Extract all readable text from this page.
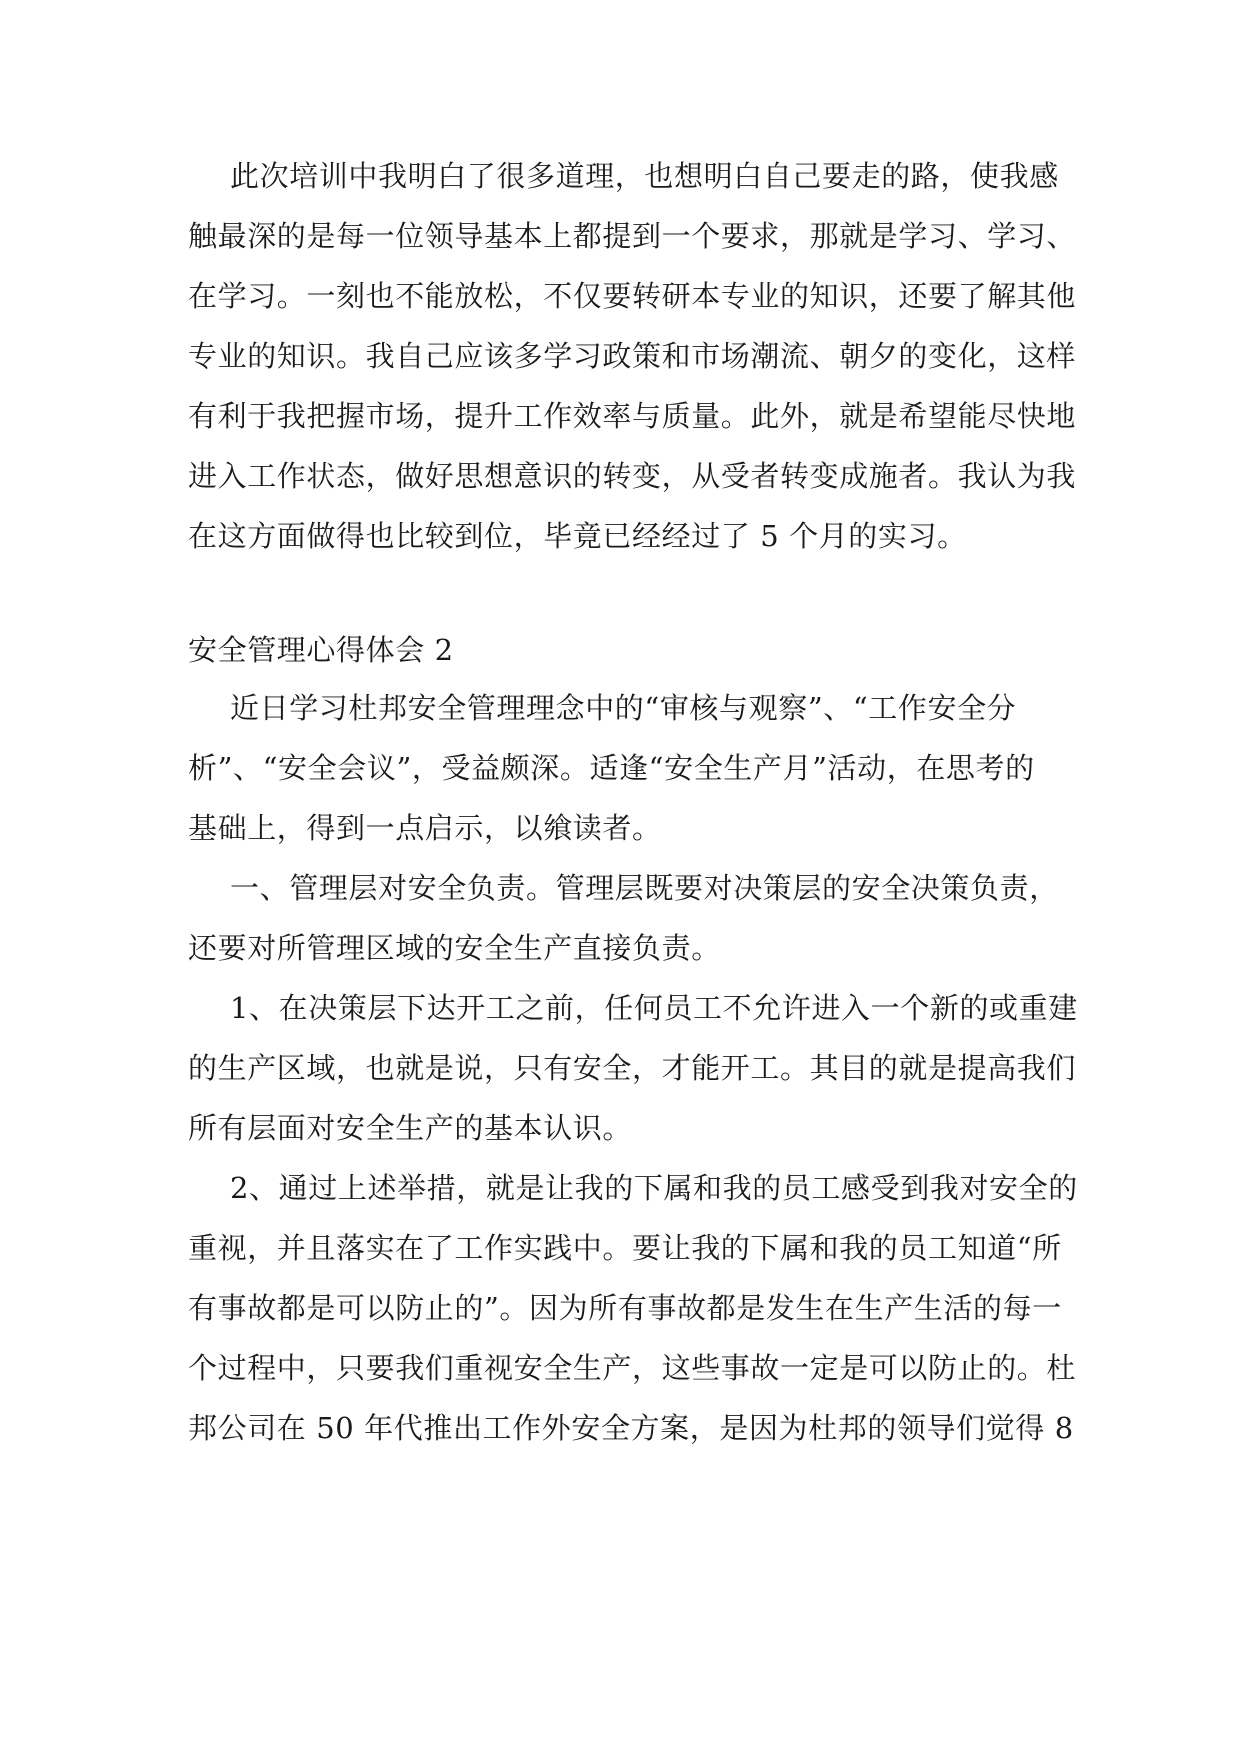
此次培训中我明白了很多道理，也想明白自己要走的路，使我感
触最深的是每一位领导基本上都提到一个要求，那就是学习、学习、
在学习。一刻也不能放松，不仅要转研本专业的知识，还要了解其他
专业的知识。我自己应该多学习政策和市场潮流、朝夕的变化，这样
有利于我把握市场，提升工作效率与质量。此外，就是希望能尽快地
进入工作状态，做好思想意识的转变，从受者转变成施者。我认为我
在这方面做得也比较到位，毕竟已经经过了 5 个月的实习。
安全管理心得体会 2
近日学习杜邦安全管理理念中的“审核与观察”、“工作安全分
析”、“安全会议”，受益颇深。适逢“安全生产月”活动，在思考的
基础上，得到一点启示，以飨读者。
一、管理层对安全负责。管理层既要对决策层的安全决策负责，
还要对所管理区域的安全生产直接负责。
1、在决策层下达开工之前，任何员工不允许进入一个新的或重建
的生产区域，也就是说，只有安全，才能开工。其目的就是提高我们
所有层面对安全生产的基本认识。
2、通过上述举措，就是让我的下属和我的员工感受到我对安全的
重视，并且落实在了工作实践中。要让我的下属和我的员工知道“所
有事故都是可以防止的”。因为所有事故都是发生在生产生活的每一
个过程中，只要我们重视安全生产，这些事故一定是可以防止的。杜
邦公司在 50 年代推出工作外安全方案，是因为杜邦的领导们觉得 8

——

▶ **What you have to do**: Quote every record above exactly, omitting any pictures they contain.

▶ **Completed exercise**:
Extract all readable text from this page.
此次培训中我明白了很多道理，也想明白自己要走的路，使我感
触最深的是每一位领导基本上都提到一个要求，那就是学习、学习、
在学习。一刻也不能放松，不仅要转研本专业的知识，还要了解其他
专业的知识。我自己应该多学习政策和市场潮流、朝夕的变化，这样
有利于我把握市场，提升工作效率与质量。此外，就是希望能尽快地
进入工作状态，做好思想意识的转变，从受者转变成施者。我认为我
在这方面做得也比较到位，毕竟已经经过了 5 个月的实习。
安全管理心得体会 2
近日学习杜邦安全管理理念中的“审核与观察”、“工作安全分
析”、“安全会议”，受益颇深。适逢“安全生产月”活动，在思考的
基础上，得到一点启示，以飨读者。
一、管理层对安全负责。管理层既要对决策层的安全决策负责，
还要对所管理区域的安全生产直接负责。
1、在决策层下达开工之前，任何员工不允许进入一个新的或重建
的生产区域，也就是说，只有安全，才能开工。其目的就是提高我们
所有层面对安全生产的基本认识。
2、通过上述举措，就是让我的下属和我的员工感受到我对安全的
重视，并且落实在了工作实践中。要让我的下属和我的员工知道“所
有事故都是可以防止的”。因为所有事故都是发生在生产生活的每一
个过程中，只要我们重视安全生产，这些事故一定是可以防止的。杜
邦公司在 50 年代推出工作外安全方案，是因为杜邦的领导们觉得 8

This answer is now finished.